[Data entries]
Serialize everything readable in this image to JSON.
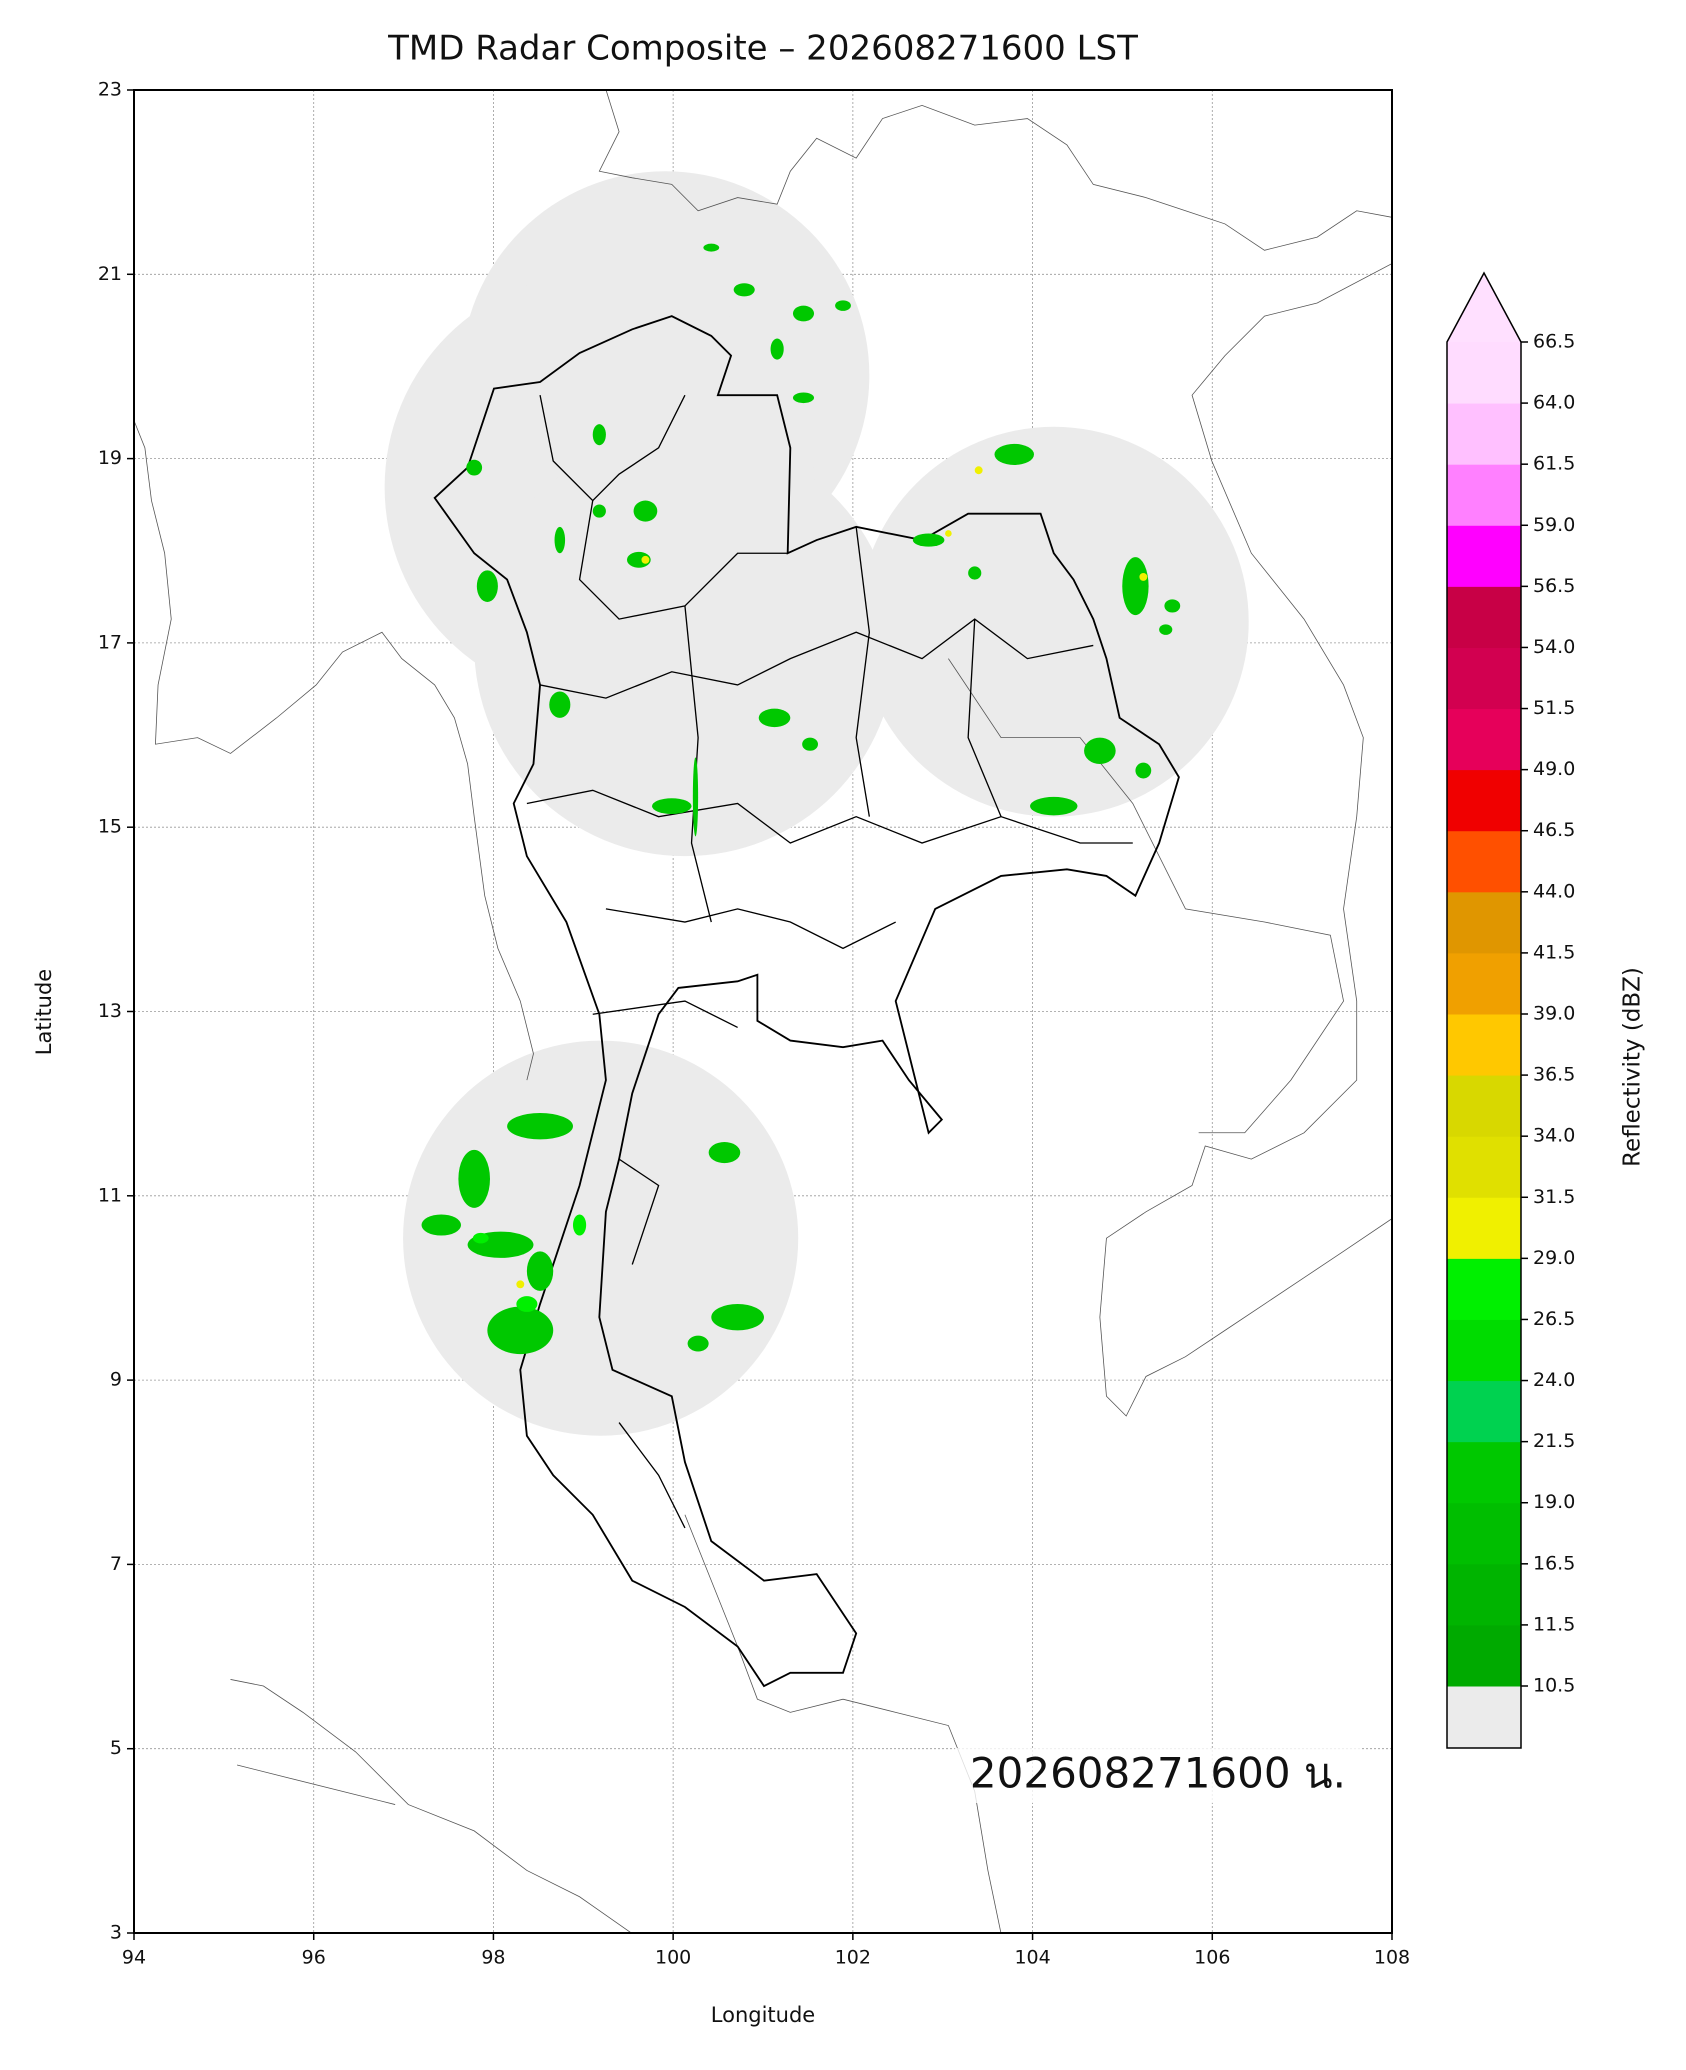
{
  "chart_data": {
    "type": "map",
    "title": "TMD Radar Composite – 202608271600 LST",
    "xlabel": "Longitude",
    "ylabel": "Latitude",
    "xlim": [
      94,
      108
    ],
    "ylim": [
      3,
      23
    ],
    "xticks": [
      94,
      96,
      98,
      100,
      102,
      104,
      106,
      108
    ],
    "yticks": [
      3,
      5,
      7,
      9,
      11,
      13,
      15,
      17,
      19,
      21,
      23
    ],
    "grid": true,
    "annotation": "202608271600 น.",
    "colorbar": {
      "label": "Reflectivity (dBZ)",
      "ticks": [
        10.5,
        11.5,
        16.5,
        {
          "value": 19,
          "label": "19.0"
        },
        21.5,
        {
          "value": 24,
          "label": "24.0"
        },
        26.5,
        {
          "value": 29,
          "label": "29.0"
        },
        31.5,
        {
          "value": 34,
          "label": "34.0"
        },
        36.5,
        {
          "value": 39,
          "label": "39.0"
        },
        41.5,
        {
          "value": 44,
          "label": "44.0"
        },
        46.5,
        {
          "value": 49,
          "label": "49.0"
        },
        51.5,
        {
          "value": 54,
          "label": "54.0"
        },
        56.5,
        {
          "value": 59,
          "label": "59.0"
        },
        61.5,
        {
          "value": 64,
          "label": "64.0"
        },
        66.5
      ],
      "colors": [
        "#00aa00",
        "#00b400",
        "#00be00",
        "#00c800",
        "#00d250",
        "#00dc00",
        "#00f000",
        "#f0f000",
        "#e0e000",
        "#d8d800",
        "#ffc800",
        "#f0a000",
        "#e09600",
        "#ff5000",
        "#f00000",
        "#e6005a",
        "#d20050",
        "#c80046",
        "#ff00ff",
        "#ff80ff",
        "#ffc0ff",
        "#ffdcff"
      ],
      "under_color": "#ebebeb",
      "over_color": "#ffe0ff"
    }
  }
}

■ Goal of the exercise ■
Each line that holds the word "value" should be extracted from the records.

■ Completed exercise ■
          "value": 19,
          "value": 24,
          "value": 29,
          "value": 34,
          "value": 39,
          "value": 44,
          "value": 49,
          "value": 54,
          "value": 59,
          "value": 64,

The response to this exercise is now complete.